> _Exercise task_: Could you convert the items from the line with "List each element" up to and including the line with "boll-candle-body [612, 1135, 621, 1139]" into a two-column CSV with the headers instruction and output? Use one row per item, put each field in quotes, turn line breaks into spaces, and leave the pictures out.

> _Dataset rows_:
◆ ◆ ◆ ◆ ◆ ◆ ◆

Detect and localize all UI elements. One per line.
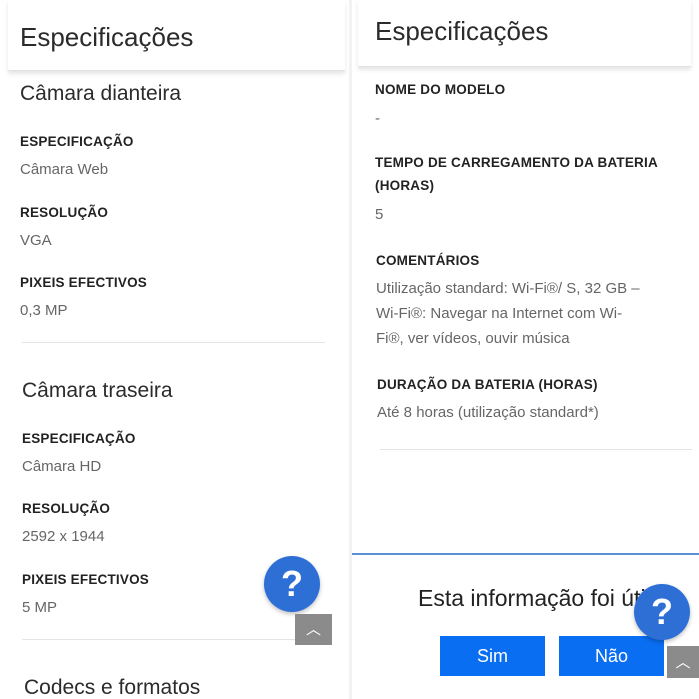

◆ ◆ ◆ ◆ ◆ ◆ ◆

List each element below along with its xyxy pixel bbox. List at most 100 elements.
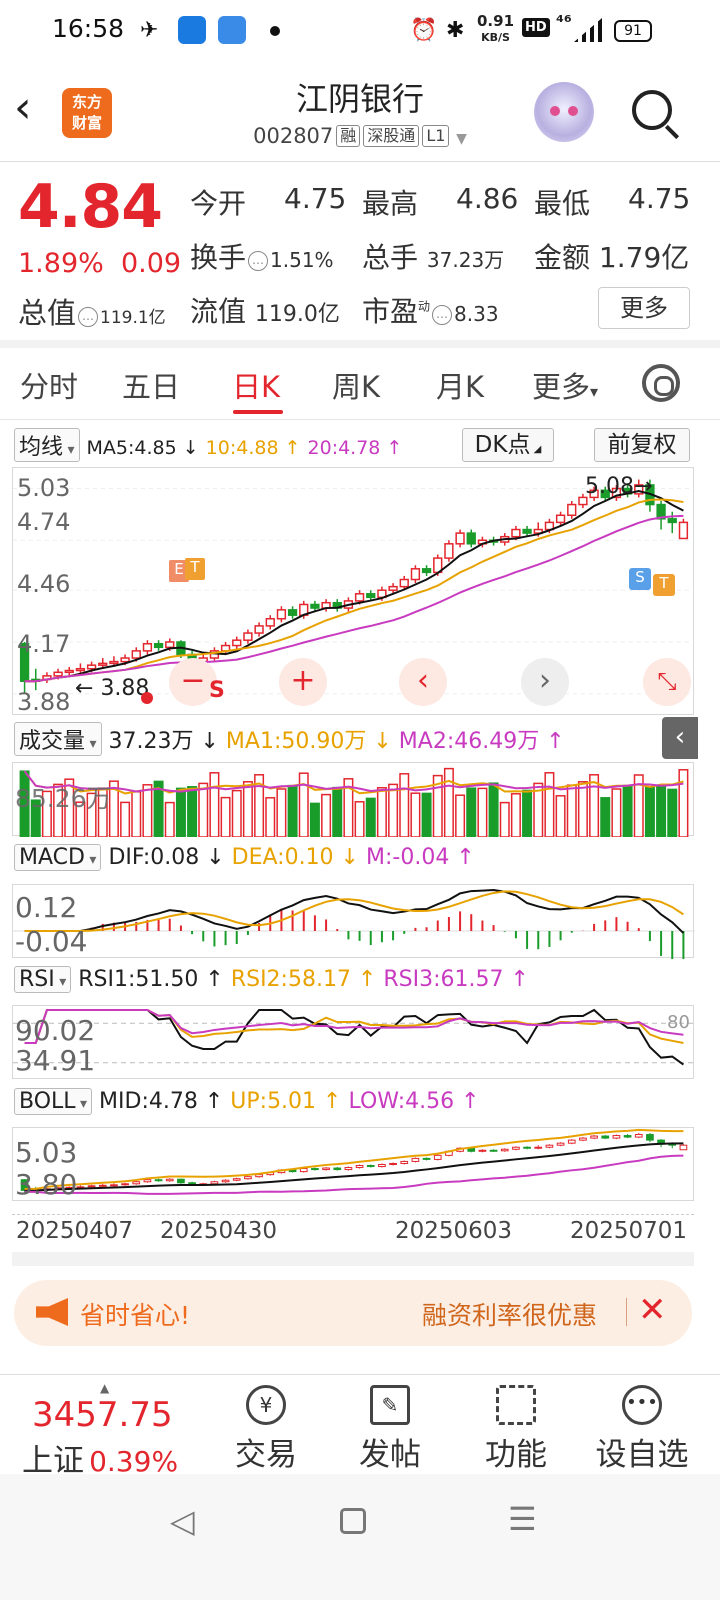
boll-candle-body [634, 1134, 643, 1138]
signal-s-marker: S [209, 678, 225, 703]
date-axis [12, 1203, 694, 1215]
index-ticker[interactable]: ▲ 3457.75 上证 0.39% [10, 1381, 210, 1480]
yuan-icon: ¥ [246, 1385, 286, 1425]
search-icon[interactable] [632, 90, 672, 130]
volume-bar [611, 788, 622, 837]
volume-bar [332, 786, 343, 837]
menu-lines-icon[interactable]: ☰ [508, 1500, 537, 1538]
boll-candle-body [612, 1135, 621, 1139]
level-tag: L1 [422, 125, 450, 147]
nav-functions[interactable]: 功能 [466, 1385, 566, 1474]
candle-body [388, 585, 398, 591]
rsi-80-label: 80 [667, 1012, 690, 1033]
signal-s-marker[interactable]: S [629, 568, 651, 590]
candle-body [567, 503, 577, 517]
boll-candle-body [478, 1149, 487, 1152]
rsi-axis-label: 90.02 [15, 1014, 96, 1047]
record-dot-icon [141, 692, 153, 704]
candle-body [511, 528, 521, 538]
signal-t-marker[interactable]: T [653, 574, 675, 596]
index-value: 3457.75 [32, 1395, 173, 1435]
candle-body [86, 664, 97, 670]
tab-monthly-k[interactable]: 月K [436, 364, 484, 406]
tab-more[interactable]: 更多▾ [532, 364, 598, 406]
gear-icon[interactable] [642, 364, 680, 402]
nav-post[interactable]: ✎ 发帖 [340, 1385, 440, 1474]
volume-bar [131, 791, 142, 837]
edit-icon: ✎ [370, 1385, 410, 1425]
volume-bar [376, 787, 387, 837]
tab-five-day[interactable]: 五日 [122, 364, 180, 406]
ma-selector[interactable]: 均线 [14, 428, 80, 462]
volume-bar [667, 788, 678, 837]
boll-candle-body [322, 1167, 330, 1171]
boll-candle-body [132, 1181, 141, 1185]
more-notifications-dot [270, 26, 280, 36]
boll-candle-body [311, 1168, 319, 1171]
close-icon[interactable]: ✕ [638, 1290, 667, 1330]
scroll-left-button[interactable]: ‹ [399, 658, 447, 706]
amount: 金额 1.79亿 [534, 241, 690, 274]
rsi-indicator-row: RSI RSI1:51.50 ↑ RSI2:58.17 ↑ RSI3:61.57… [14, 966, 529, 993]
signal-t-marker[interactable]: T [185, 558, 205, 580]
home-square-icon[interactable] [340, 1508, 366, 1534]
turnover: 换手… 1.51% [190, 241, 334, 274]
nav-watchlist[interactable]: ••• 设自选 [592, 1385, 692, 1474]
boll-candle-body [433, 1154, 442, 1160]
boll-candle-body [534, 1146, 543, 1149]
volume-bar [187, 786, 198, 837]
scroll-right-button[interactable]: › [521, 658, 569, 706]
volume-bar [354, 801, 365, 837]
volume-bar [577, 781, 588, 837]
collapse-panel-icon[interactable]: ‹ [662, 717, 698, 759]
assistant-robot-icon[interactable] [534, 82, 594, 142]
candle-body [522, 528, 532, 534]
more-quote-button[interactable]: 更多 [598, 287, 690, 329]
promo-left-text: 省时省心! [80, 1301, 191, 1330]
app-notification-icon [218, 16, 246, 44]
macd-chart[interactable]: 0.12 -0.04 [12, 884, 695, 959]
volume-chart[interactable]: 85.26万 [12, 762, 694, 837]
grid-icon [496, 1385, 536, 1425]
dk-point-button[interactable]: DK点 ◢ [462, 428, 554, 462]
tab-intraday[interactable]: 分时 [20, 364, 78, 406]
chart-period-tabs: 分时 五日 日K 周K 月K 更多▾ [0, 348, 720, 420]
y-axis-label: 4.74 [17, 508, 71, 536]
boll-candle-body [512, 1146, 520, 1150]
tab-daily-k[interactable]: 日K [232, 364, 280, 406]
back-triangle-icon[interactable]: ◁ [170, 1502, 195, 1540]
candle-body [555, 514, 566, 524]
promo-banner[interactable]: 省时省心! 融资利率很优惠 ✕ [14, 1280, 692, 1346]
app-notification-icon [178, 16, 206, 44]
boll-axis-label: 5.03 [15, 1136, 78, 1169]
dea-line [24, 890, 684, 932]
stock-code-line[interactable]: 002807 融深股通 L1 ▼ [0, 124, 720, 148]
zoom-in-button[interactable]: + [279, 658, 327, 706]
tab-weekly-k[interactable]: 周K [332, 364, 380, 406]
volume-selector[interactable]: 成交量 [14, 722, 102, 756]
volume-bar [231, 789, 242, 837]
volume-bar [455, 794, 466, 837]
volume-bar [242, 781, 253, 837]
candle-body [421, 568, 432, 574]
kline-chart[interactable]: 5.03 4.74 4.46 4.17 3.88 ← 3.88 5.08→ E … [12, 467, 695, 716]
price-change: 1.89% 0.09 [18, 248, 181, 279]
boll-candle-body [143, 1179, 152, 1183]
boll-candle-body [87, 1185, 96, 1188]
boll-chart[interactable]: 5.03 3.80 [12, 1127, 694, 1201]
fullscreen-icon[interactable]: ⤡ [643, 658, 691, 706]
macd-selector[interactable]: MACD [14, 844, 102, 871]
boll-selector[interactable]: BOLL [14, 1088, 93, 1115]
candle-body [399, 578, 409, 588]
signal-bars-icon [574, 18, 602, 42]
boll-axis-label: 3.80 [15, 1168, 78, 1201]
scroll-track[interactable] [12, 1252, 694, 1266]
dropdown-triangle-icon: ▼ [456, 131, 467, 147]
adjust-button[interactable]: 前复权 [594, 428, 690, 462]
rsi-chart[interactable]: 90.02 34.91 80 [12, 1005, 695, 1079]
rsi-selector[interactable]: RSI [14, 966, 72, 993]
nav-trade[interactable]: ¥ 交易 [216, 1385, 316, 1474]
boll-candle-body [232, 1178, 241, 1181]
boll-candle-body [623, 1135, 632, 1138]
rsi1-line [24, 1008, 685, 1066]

◆ ◆ ◆ ◆ ◆ ◆ ◆

> _Solution for this exercise_:
instruction,output
"List each element below along with its xyxy pixel bbox. List at most 100 elements.","boll-candle-body [634, 1134, 643, 1138] signal-s-marker: S [209, 678, 225, 703] date-axis [12, 1203, 694, 1215] index-ticker[interactable]: ▲ 3457.75 上证 0.39% [10, 1381, 210, 1480] yuan-icon: ¥ [246, 1385, 286, 1425] search-icon[interactable] [632, 90, 672, 130] volume-bar [611, 788, 622, 837] volume-bar [332, 786, 343, 837] menu-lines-icon[interactable]: ☰ [508, 1500, 537, 1538] boll-candle-body [612, 1135, 621, 1139]"